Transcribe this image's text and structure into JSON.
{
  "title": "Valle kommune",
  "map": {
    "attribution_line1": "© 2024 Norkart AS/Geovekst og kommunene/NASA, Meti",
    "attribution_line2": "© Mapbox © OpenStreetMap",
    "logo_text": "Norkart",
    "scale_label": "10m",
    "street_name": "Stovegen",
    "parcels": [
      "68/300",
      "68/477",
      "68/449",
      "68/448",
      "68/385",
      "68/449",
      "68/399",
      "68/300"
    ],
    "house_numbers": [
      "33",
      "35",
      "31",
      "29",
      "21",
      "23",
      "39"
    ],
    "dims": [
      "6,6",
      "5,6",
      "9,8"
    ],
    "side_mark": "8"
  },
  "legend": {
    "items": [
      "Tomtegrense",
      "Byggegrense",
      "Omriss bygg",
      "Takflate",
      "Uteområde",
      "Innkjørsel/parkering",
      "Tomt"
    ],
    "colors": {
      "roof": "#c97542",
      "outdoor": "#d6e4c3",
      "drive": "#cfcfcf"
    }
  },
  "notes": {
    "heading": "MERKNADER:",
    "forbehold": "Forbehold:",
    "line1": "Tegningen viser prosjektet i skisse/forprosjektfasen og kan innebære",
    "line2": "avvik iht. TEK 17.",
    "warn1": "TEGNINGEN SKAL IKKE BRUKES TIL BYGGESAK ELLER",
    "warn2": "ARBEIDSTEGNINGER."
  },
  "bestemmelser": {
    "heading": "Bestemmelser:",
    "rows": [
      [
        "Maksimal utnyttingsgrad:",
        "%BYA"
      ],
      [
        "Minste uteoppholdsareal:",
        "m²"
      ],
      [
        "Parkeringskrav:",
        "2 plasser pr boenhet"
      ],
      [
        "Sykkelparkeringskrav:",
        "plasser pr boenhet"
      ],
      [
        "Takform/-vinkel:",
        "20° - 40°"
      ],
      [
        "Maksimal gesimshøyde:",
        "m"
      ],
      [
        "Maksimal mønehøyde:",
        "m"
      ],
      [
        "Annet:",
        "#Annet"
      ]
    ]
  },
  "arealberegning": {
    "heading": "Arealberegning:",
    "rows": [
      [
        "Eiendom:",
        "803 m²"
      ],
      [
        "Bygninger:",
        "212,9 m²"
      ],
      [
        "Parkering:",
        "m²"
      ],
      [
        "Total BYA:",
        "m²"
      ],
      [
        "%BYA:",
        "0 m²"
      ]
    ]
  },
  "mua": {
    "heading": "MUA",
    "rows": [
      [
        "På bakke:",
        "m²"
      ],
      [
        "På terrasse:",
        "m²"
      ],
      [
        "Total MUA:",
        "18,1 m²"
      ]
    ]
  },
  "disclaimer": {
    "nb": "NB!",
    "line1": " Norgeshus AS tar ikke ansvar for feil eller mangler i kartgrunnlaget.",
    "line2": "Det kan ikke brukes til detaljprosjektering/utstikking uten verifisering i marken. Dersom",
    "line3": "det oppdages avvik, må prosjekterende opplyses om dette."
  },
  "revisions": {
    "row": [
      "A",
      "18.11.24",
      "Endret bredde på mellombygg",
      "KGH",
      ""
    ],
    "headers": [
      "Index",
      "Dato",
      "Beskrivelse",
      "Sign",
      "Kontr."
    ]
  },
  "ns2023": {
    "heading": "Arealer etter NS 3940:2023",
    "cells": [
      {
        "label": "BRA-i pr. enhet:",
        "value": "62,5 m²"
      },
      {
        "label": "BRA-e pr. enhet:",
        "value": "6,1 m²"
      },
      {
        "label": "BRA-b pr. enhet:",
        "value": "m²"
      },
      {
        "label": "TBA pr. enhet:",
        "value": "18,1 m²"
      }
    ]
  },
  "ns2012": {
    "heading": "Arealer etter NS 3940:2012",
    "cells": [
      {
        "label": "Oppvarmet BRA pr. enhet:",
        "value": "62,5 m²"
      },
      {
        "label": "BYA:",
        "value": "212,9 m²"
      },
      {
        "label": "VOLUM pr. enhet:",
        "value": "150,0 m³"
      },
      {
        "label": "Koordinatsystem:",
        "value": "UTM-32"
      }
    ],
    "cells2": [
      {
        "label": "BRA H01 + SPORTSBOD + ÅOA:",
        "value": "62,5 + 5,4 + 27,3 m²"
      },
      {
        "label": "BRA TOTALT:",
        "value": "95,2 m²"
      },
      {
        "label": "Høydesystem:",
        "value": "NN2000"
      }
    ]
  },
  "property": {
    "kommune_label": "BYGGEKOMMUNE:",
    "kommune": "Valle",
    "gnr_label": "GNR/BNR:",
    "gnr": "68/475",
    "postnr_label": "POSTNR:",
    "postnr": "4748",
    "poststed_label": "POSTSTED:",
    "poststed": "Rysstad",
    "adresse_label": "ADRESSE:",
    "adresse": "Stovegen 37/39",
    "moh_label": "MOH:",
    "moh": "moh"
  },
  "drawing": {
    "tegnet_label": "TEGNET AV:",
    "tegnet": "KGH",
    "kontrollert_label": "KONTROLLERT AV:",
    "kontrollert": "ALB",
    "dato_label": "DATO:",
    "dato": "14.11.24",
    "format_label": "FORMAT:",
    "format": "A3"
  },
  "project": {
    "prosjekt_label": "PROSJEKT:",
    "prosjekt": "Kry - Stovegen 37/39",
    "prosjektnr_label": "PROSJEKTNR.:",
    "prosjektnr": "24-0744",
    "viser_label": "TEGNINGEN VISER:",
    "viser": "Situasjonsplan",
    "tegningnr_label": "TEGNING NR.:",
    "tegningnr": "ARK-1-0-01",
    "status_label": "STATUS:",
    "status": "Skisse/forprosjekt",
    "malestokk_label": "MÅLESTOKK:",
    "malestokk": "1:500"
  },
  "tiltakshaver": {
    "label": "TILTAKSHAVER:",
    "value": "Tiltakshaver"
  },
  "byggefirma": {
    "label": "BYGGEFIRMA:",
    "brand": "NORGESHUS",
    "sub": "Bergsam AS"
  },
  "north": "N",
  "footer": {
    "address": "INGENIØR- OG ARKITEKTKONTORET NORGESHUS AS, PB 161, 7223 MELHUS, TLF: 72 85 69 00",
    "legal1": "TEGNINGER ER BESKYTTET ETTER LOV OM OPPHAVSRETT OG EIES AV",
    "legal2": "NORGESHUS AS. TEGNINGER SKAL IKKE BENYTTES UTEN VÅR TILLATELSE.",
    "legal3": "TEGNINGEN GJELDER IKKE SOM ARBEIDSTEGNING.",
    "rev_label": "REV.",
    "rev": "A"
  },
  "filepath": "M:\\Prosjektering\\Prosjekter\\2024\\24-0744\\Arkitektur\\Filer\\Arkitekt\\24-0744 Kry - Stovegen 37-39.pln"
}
..............................
## WORK INSTRUCTIONS
Give the listing again, word for word.

## SOLUTION FOR THIS PROBLEM
Transcribe this image's text and structure into JSON.
{
  "title": "Valle kommune",
  "map": {
    "attribution_line1": "© 2024 Norkart AS/Geovekst og kommunene/NASA, Meti",
    "attribution_line2": "© Mapbox © OpenStreetMap",
    "logo_text": "Norkart",
    "scale_label": "10m",
    "street_name": "Stovegen",
    "parcels": [
      "68/300",
      "68/477",
      "68/449",
      "68/448",
      "68/385",
      "68/449",
      "68/399",
      "68/300"
    ],
    "house_numbers": [
      "33",
      "35",
      "31",
      "29",
      "21",
      "23",
      "39"
    ],
    "dims": [
      "6,6",
      "5,6",
      "9,8"
    ],
    "side_mark": "8"
  },
  "legend": {
    "items": [
      "Tomtegrense",
      "Byggegrense",
      "Omriss bygg",
      "Takflate",
      "Uteområde",
      "Innkjørsel/parkering",
      "Tomt"
    ],
    "colors": {
      "roof": "#c97542",
      "outdoor": "#d6e4c3",
      "drive": "#cfcfcf"
    }
  },
  "notes": {
    "heading": "MERKNADER:",
    "forbehold": "Forbehold:",
    "line1": "Tegningen viser prosjektet i skisse/forprosjektfasen og kan innebære",
    "line2": "avvik iht. TEK 17.",
    "warn1": "TEGNINGEN SKAL IKKE BRUKES TIL BYGGESAK ELLER",
    "warn2": "ARBEIDSTEGNINGER."
  },
  "bestemmelser": {
    "heading": "Bestemmelser:",
    "rows": [
      [
        "Maksimal utnyttingsgrad:",
        "%BYA"
      ],
      [
        "Minste uteoppholdsareal:",
        "m²"
      ],
      [
        "Parkeringskrav:",
        "2 plasser pr boenhet"
      ],
      [
        "Sykkelparkeringskrav:",
        "plasser pr boenhet"
      ],
      [
        "Takform/-vinkel:",
        "20° - 40°"
      ],
      [
        "Maksimal gesimshøyde:",
        "m"
      ],
      [
        "Maksimal mønehøyde:",
        "m"
      ],
      [
        "Annet:",
        "#Annet"
      ]
    ]
  },
  "arealberegning": {
    "heading": "Arealberegning:",
    "rows": [
      [
        "Eiendom:",
        "803 m²"
      ],
      [
        "Bygninger:",
        "212,9 m²"
      ],
      [
        "Parkering:",
        "m²"
      ],
      [
        "Total BYA:",
        "m²"
      ],
      [
        "%BYA:",
        "0 m²"
      ]
    ]
  },
  "mua": {
    "heading": "MUA",
    "rows": [
      [
        "På bakke:",
        "m²"
      ],
      [
        "På terrasse:",
        "m²"
      ],
      [
        "Total MUA:",
        "18,1 m²"
      ]
    ]
  },
  "disclaimer": {
    "nb": "NB!",
    "line1": " Norgeshus AS tar ikke ansvar for feil eller mangler i kartgrunnlaget.",
    "line2": "Det kan ikke brukes til detaljprosjektering/utstikking uten verifisering i marken. Dersom",
    "line3": "det oppdages avvik, må prosjekterende opplyses om dette."
  },
  "revisions": {
    "row": [
      "A",
      "18.11.24",
      "Endret bredde på mellombygg",
      "KGH",
      ""
    ],
    "headers": [
      "Index",
      "Dato",
      "Beskrivelse",
      "Sign",
      "Kontr."
    ]
  },
  "ns2023": {
    "heading": "Arealer etter NS 3940:2023",
    "cells": [
      {
        "label": "BRA-i pr. enhet:",
        "value": "62,5 m²"
      },
      {
        "label": "BRA-e pr. enhet:",
        "value": "6,1 m²"
      },
      {
        "label": "BRA-b pr. enhet:",
        "value": "m²"
      },
      {
        "label": "TBA pr. enhet:",
        "value": "18,1 m²"
      }
    ]
  },
  "ns2012": {
    "heading": "Arealer etter NS 3940:2012",
    "cells": [
      {
        "label": "Oppvarmet BRA pr. enhet:",
        "value": "62,5 m²"
      },
      {
        "label": "BYA:",
        "value": "212,9 m²"
      },
      {
        "label": "VOLUM pr. enhet:",
        "value": "150,0 m³"
      },
      {
        "label": "Koordinatsystem:",
        "value": "UTM-32"
      }
    ],
    "cells2": [
      {
        "label": "BRA H01 + SPORTSBOD + ÅOA:",
        "value": "62,5 + 5,4 + 27,3 m²"
      },
      {
        "label": "BRA TOTALT:",
        "value": "95,2 m²"
      },
      {
        "label": "Høydesystem:",
        "value": "NN2000"
      }
    ]
  },
  "property": {
    "kommune_label": "BYGGEKOMMUNE:",
    "kommune": "Valle",
    "gnr_label": "GNR/BNR:",
    "gnr": "68/475",
    "postnr_label": "POSTNR:",
    "postnr": "4748",
    "poststed_label": "POSTSTED:",
    "poststed": "Rysstad",
    "adresse_label": "ADRESSE:",
    "adresse": "Stovegen 37/39",
    "moh_label": "MOH:",
    "moh": "moh"
  },
  "drawing": {
    "tegnet_label": "TEGNET AV:",
    "tegnet": "KGH",
    "kontrollert_label": "KONTROLLERT AV:",
    "kontrollert": "ALB",
    "dato_label": "DATO:",
    "dato": "14.11.24",
    "format_label": "FORMAT:",
    "format": "A3"
  },
  "project": {
    "prosjekt_label": "PROSJEKT:",
    "prosjekt": "Kry - Stovegen 37/39",
    "prosjektnr_label": "PROSJEKTNR.:",
    "prosjektnr": "24-0744",
    "viser_label": "TEGNINGEN VISER:",
    "viser": "Situasjonsplan",
    "tegningnr_label": "TEGNING NR.:",
    "tegningnr": "ARK-1-0-01",
    "status_label": "STATUS:",
    "status": "Skisse/forprosjekt",
    "malestokk_label": "MÅLESTOKK:",
    "malestokk": "1:500"
  },
  "tiltakshaver": {
    "label": "TILTAKSHAVER:",
    "value": "Tiltakshaver"
  },
  "byggefirma": {
    "label": "BYGGEFIRMA:",
    "brand": "NORGESHUS",
    "sub": "Bergsam AS"
  },
  "north": "N",
  "footer": {
    "address": "INGENIØR- OG ARKITEKTKONTORET NORGESHUS AS, PB 161, 7223 MELHUS, TLF: 72 85 69 00",
    "legal1": "TEGNINGER ER BESKYTTET ETTER LOV OM OPPHAVSRETT OG EIES AV",
    "legal2": "NORGESHUS AS. TEGNINGER SKAL IKKE BENYTTES UTEN VÅR TILLATELSE.",
    "legal3": "TEGNINGEN GJELDER IKKE SOM ARBEIDSTEGNING.",
    "rev_label": "REV.",
    "rev": "A"
  },
  "filepath": "M:\\Prosjektering\\Prosjekter\\2024\\24-0744\\Arkitektur\\Filer\\Arkitekt\\24-0744 Kry - Stovegen 37-39.pln"
}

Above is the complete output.